Extracted records:

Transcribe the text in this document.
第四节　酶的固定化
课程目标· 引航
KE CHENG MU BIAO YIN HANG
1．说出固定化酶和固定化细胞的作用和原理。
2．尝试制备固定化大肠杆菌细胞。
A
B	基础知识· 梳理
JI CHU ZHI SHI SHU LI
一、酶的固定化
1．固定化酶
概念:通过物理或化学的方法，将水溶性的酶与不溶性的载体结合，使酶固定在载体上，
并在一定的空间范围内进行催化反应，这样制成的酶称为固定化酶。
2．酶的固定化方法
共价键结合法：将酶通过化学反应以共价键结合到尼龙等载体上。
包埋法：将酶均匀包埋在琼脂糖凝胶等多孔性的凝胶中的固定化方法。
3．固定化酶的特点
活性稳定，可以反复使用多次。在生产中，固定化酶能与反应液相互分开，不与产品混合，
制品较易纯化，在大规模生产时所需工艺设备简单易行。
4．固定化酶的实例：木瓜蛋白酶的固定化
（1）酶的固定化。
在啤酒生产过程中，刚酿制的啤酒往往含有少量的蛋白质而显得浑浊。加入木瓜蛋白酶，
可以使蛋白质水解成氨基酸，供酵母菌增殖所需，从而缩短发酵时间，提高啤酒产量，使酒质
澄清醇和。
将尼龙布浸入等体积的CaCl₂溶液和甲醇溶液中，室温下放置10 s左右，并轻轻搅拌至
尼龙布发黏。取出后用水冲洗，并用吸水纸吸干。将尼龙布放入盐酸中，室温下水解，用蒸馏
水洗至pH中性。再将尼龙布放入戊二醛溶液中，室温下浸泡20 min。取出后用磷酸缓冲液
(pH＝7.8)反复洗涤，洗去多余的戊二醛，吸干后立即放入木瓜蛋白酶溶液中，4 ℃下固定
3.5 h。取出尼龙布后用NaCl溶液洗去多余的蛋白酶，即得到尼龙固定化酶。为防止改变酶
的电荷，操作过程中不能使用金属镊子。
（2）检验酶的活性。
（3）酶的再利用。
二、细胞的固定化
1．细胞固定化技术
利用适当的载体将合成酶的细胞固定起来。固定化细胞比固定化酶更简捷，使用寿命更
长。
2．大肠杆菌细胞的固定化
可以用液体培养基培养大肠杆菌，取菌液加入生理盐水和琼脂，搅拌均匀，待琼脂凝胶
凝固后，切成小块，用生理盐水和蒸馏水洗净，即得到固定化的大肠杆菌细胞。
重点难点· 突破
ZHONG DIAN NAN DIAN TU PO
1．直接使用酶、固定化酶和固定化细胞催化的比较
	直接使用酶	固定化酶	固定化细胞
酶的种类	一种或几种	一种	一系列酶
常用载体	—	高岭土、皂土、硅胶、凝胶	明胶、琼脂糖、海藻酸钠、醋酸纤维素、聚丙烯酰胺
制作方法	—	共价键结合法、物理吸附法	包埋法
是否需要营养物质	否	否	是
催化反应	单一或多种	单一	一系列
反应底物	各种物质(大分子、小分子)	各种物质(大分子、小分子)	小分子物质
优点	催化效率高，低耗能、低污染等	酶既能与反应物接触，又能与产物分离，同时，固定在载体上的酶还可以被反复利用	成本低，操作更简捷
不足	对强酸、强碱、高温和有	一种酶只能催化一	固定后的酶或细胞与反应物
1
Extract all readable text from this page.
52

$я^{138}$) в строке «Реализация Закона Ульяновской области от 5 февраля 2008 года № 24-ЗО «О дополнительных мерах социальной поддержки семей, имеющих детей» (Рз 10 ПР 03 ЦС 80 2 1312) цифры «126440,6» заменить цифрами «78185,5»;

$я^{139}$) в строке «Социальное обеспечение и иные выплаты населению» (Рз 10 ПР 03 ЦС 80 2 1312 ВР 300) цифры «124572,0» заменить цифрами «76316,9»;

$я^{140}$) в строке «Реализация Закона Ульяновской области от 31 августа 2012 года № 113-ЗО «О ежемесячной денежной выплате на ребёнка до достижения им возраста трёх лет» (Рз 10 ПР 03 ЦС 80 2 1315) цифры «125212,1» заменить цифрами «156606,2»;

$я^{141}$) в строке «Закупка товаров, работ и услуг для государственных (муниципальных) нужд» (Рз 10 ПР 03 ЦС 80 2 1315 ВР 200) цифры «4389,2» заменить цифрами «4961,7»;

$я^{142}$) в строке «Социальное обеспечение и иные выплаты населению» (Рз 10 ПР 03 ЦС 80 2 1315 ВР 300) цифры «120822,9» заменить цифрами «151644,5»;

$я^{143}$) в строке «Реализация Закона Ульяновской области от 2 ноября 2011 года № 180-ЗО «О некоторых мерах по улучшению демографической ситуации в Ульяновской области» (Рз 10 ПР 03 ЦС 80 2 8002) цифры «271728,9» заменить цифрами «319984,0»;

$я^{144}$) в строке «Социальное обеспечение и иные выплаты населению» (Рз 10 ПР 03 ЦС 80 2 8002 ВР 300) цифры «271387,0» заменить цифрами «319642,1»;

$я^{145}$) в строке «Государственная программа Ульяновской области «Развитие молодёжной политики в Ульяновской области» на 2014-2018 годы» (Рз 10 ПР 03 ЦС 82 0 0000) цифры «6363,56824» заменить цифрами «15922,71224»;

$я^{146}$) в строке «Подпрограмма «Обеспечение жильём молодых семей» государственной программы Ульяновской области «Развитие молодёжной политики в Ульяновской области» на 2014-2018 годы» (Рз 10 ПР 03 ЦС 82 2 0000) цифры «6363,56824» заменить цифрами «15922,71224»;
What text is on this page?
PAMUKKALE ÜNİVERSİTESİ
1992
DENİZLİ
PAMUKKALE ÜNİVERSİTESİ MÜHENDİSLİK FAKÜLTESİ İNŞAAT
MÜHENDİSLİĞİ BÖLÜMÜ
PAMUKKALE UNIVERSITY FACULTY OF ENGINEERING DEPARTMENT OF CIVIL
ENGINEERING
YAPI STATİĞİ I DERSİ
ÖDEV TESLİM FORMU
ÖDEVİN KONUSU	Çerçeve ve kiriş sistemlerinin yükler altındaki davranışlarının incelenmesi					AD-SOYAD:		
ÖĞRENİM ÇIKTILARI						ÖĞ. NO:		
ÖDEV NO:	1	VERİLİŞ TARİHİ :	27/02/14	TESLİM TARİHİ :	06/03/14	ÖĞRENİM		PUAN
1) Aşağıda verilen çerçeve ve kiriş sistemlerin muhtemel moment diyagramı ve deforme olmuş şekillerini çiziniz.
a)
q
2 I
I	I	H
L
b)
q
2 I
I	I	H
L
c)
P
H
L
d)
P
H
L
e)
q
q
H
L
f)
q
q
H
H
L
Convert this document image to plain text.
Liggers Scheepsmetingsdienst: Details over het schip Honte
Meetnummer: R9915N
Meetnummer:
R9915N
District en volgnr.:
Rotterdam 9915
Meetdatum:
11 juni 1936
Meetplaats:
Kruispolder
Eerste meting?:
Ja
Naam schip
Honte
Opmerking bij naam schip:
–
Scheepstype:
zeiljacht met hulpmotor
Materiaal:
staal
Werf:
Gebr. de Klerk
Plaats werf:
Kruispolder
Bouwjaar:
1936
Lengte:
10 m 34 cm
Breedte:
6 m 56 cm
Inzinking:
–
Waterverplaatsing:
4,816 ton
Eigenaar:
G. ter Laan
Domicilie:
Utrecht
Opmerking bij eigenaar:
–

Problem requirements:
Every line holding "page" should be copied out.

In response:
Extract all readable text from this page.
What text is on this page?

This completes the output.